• [Written task] Scan the data below for the string "尊重和保障人权". Show every line where it turns up.

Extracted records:
------------------------------------

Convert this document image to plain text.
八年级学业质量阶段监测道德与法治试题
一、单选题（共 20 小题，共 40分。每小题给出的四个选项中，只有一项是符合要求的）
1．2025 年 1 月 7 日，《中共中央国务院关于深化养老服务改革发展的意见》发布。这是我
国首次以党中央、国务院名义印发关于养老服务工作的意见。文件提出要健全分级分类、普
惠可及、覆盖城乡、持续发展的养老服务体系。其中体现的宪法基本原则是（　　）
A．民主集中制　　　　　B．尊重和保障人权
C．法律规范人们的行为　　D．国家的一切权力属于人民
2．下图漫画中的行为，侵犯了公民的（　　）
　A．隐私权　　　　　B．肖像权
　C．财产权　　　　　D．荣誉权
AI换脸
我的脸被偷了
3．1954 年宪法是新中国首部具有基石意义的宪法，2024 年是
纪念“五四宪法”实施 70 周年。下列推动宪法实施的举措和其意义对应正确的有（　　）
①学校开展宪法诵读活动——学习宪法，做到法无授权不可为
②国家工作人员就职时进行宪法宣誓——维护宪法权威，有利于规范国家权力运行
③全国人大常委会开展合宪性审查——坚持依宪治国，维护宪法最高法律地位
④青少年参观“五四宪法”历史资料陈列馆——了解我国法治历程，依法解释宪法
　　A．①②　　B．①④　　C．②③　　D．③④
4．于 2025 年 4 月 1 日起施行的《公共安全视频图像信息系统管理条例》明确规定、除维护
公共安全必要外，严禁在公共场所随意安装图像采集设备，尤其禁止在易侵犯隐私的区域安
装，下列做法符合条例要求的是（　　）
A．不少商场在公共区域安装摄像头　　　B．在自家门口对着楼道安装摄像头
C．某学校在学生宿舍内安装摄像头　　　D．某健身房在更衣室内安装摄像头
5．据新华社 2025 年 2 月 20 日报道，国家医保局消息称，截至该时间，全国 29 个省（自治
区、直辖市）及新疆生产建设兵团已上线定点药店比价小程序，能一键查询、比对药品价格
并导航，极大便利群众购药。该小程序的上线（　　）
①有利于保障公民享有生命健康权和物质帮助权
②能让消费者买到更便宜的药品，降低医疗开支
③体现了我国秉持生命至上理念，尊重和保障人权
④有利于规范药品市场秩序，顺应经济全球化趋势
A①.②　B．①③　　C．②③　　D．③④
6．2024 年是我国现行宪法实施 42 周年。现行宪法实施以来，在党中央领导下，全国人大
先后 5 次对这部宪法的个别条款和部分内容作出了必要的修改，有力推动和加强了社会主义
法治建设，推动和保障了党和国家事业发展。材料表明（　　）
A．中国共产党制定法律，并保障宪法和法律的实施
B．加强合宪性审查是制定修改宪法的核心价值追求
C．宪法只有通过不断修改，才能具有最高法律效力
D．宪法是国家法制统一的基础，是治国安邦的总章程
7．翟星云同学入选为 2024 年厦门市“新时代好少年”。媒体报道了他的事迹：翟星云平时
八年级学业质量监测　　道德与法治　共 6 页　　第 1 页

------------------------------------

• [Response below]
A．民主集中制　　　　　B．尊重和保障人权
③体现了我国秉持生命至上理念，尊重和保障人权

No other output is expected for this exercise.